WORK TO DO: Collect every line of the records below that contains the word "true".

--- Start ---

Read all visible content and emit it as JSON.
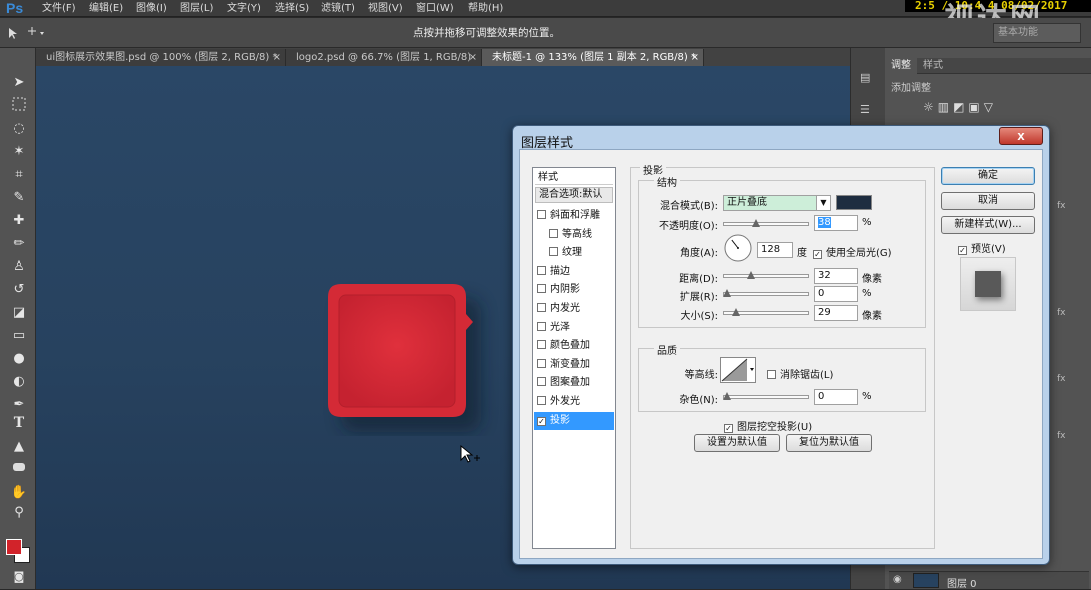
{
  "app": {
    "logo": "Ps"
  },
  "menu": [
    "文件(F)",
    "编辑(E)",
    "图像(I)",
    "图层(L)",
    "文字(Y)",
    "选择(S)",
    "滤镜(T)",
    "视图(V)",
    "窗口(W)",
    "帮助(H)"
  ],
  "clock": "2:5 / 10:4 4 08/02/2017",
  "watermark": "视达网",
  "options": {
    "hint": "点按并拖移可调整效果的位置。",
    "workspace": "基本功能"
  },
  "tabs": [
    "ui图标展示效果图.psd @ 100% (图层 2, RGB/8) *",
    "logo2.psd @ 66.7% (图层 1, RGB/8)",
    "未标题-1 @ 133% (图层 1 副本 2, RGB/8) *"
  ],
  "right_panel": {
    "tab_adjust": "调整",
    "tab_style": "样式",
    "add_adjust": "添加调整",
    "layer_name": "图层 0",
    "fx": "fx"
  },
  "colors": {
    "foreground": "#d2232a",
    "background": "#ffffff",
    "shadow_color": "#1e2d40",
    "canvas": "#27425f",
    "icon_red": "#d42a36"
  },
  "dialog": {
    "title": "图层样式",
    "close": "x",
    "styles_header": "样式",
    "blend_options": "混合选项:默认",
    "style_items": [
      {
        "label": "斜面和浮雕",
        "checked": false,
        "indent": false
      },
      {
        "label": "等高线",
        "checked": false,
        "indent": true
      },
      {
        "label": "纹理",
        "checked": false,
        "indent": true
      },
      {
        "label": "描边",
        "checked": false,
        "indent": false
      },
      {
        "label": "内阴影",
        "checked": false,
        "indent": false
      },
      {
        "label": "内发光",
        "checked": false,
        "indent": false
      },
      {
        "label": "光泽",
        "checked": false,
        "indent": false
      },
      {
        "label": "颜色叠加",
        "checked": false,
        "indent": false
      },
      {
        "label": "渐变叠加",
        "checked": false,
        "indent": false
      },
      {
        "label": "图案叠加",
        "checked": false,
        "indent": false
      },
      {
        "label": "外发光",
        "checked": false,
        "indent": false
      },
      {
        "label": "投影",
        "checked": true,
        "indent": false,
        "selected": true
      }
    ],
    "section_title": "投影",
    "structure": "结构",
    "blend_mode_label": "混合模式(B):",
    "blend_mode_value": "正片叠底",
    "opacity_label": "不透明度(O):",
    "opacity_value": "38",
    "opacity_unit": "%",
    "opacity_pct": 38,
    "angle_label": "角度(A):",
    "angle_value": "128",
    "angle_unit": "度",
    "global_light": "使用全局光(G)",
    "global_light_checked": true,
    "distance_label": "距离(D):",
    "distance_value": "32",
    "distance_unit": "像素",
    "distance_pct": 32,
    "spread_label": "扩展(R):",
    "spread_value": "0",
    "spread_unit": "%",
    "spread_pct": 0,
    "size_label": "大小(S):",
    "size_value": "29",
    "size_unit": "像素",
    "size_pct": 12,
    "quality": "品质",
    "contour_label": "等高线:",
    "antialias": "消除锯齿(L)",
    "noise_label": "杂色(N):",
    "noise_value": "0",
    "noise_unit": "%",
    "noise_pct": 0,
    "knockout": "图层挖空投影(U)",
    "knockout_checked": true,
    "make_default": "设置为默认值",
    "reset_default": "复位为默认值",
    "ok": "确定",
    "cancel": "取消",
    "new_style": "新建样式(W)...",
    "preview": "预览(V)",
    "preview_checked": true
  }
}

--- End ---
--- Start ---

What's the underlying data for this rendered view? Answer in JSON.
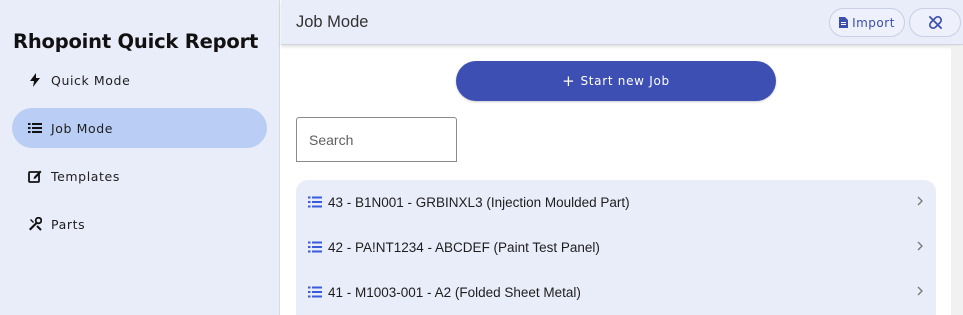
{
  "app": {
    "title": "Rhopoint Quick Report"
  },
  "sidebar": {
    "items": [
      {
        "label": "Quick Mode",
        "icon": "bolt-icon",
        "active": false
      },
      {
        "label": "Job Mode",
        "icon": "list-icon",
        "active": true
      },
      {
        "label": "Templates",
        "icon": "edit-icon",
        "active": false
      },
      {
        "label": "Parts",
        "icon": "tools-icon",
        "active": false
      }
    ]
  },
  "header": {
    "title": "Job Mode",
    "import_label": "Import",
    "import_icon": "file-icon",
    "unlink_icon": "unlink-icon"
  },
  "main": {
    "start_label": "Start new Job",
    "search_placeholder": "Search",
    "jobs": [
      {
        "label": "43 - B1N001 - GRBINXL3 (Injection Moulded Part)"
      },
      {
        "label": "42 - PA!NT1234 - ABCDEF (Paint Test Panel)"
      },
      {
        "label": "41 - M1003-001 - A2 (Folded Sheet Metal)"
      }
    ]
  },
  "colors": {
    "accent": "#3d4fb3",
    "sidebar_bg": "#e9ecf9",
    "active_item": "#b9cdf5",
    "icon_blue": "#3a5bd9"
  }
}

--- End ---

EXERCISE RESPONSE:
        "indent": true
        "indent": true
        "checked": true,
        "selected": true
    "global_light_checked": true,
    "knockout_checked": true,
    "preview_checked": true
        "active": true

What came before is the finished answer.